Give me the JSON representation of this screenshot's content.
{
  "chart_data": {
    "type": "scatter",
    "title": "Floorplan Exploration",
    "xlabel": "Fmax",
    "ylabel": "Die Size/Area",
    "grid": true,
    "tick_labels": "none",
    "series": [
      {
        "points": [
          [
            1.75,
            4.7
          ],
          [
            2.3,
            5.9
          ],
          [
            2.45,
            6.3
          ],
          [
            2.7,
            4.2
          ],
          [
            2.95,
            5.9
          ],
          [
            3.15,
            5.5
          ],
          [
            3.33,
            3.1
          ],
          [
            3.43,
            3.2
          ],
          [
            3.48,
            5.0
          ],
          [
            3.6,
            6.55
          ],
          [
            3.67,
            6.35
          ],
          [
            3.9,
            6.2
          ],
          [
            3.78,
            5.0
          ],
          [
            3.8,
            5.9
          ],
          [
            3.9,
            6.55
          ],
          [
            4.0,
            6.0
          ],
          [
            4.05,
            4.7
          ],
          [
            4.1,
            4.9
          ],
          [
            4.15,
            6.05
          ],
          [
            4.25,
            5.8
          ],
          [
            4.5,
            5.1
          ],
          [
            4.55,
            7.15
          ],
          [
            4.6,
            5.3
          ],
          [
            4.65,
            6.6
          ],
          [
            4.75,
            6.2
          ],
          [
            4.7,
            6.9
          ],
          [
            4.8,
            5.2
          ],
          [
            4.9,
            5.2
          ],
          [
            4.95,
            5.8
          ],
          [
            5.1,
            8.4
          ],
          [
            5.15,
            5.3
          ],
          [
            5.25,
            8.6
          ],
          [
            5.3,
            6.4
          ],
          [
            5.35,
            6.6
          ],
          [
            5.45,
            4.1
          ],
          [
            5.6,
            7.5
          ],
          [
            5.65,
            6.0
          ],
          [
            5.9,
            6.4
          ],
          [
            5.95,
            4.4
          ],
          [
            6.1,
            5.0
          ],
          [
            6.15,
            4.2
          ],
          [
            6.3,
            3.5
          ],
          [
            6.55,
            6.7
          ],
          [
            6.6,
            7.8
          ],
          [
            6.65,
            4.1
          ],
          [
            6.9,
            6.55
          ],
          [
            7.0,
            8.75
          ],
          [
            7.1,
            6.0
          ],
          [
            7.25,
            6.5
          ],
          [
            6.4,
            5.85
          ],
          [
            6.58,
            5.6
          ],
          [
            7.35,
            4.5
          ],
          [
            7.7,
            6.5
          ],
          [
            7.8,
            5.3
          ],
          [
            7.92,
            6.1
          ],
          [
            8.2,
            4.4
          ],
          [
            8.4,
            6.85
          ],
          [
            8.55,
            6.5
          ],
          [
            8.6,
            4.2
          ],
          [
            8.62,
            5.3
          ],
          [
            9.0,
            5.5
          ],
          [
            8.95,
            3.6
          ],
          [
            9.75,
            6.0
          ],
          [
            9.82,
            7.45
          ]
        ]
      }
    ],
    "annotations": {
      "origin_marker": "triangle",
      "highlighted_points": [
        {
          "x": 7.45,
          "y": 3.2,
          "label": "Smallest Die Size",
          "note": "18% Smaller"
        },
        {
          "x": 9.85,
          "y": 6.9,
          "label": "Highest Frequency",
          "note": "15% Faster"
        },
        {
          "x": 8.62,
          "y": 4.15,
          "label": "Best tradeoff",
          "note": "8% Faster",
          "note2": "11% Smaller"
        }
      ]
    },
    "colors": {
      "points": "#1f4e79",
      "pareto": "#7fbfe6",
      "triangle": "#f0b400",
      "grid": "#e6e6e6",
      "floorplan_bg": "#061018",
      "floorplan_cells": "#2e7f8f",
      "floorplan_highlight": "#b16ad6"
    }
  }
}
────────────────────
## DO THIS
Print every record above exactly as written.

## RESPONSE TO THE EXERCISE
Give me the JSON representation of this screenshot's content.
{
  "chart_data": {
    "type": "scatter",
    "title": "Floorplan Exploration",
    "xlabel": "Fmax",
    "ylabel": "Die Size/Area",
    "grid": true,
    "tick_labels": "none",
    "series": [
      {
        "points": [
          [
            1.75,
            4.7
          ],
          [
            2.3,
            5.9
          ],
          [
            2.45,
            6.3
          ],
          [
            2.7,
            4.2
          ],
          [
            2.95,
            5.9
          ],
          [
            3.15,
            5.5
          ],
          [
            3.33,
            3.1
          ],
          [
            3.43,
            3.2
          ],
          [
            3.48,
            5.0
          ],
          [
            3.6,
            6.55
          ],
          [
            3.67,
            6.35
          ],
          [
            3.9,
            6.2
          ],
          [
            3.78,
            5.0
          ],
          [
            3.8,
            5.9
          ],
          [
            3.9,
            6.55
          ],
          [
            4.0,
            6.0
          ],
          [
            4.05,
            4.7
          ],
          [
            4.1,
            4.9
          ],
          [
            4.15,
            6.05
          ],
          [
            4.25,
            5.8
          ],
          [
            4.5,
            5.1
          ],
          [
            4.55,
            7.15
          ],
          [
            4.6,
            5.3
          ],
          [
            4.65,
            6.6
          ],
          [
            4.75,
            6.2
          ],
          [
            4.7,
            6.9
          ],
          [
            4.8,
            5.2
          ],
          [
            4.9,
            5.2
          ],
          [
            4.95,
            5.8
          ],
          [
            5.1,
            8.4
          ],
          [
            5.15,
            5.3
          ],
          [
            5.25,
            8.6
          ],
          [
            5.3,
            6.4
          ],
          [
            5.35,
            6.6
          ],
          [
            5.45,
            4.1
          ],
          [
            5.6,
            7.5
          ],
          [
            5.65,
            6.0
          ],
          [
            5.9,
            6.4
          ],
          [
            5.95,
            4.4
          ],
          [
            6.1,
            5.0
          ],
          [
            6.15,
            4.2
          ],
          [
            6.3,
            3.5
          ],
          [
            6.55,
            6.7
          ],
          [
            6.6,
            7.8
          ],
          [
            6.65,
            4.1
          ],
          [
            6.9,
            6.55
          ],
          [
            7.0,
            8.75
          ],
          [
            7.1,
            6.0
          ],
          [
            7.25,
            6.5
          ],
          [
            6.4,
            5.85
          ],
          [
            6.58,
            5.6
          ],
          [
            7.35,
            4.5
          ],
          [
            7.7,
            6.5
          ],
          [
            7.8,
            5.3
          ],
          [
            7.92,
            6.1
          ],
          [
            8.2,
            4.4
          ],
          [
            8.4,
            6.85
          ],
          [
            8.55,
            6.5
          ],
          [
            8.6,
            4.2
          ],
          [
            8.62,
            5.3
          ],
          [
            9.0,
            5.5
          ],
          [
            8.95,
            3.6
          ],
          [
            9.75,
            6.0
          ],
          [
            9.82,
            7.45
          ]
        ]
      }
    ],
    "annotations": {
      "origin_marker": "triangle",
      "highlighted_points": [
        {
          "x": 7.45,
          "y": 3.2,
          "label": "Smallest Die Size",
          "note": "18% Smaller"
        },
        {
          "x": 9.85,
          "y": 6.9,
          "label": "Highest Frequency",
          "note": "15% Faster"
        },
        {
          "x": 8.62,
          "y": 4.15,
          "label": "Best tradeoff",
          "note": "8% Faster",
          "note2": "11% Smaller"
        }
      ]
    },
    "colors": {
      "points": "#1f4e79",
      "pareto": "#7fbfe6",
      "triangle": "#f0b400",
      "grid": "#e6e6e6",
      "floorplan_bg": "#061018",
      "floorplan_cells": "#2e7f8f",
      "floorplan_highlight": "#b16ad6"
    }
  }
}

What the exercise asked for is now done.